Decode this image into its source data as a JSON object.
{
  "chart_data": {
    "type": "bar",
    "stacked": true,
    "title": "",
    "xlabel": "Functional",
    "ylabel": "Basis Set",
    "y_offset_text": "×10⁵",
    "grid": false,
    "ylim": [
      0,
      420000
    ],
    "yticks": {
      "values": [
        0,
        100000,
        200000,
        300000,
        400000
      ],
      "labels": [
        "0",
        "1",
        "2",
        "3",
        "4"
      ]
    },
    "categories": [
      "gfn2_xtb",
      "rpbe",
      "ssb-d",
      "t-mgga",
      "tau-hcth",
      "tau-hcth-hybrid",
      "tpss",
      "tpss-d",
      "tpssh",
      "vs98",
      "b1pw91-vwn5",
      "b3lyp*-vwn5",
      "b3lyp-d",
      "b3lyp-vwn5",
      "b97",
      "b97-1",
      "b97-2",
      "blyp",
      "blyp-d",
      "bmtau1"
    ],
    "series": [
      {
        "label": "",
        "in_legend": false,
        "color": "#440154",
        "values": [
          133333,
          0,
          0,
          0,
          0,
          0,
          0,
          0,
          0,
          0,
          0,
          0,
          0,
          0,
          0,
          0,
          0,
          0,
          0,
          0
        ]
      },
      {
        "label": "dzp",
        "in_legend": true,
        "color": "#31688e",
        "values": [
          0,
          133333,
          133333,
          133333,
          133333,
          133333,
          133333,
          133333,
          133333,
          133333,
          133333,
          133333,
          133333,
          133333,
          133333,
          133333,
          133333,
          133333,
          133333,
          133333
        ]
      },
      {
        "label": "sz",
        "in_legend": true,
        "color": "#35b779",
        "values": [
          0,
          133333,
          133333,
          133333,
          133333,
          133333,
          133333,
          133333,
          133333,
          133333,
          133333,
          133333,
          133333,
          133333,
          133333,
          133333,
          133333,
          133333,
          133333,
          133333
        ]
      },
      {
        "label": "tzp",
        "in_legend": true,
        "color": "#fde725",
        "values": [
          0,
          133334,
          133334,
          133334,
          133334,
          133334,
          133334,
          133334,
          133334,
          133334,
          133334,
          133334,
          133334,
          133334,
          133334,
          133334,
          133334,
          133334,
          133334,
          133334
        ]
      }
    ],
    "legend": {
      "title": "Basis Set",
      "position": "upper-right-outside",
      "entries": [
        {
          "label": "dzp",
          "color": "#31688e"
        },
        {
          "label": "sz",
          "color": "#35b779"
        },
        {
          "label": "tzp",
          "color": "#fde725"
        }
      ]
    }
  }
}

The request: Search the listing for the string "color". Copy each line where it turns up.

Complete response:
        "color": "#440154",
        "color": "#31688e",
        "color": "#35b779",
        "color": "#fde725",
          "color": "#31688e"
          "color": "#35b779"
          "color": "#fde725"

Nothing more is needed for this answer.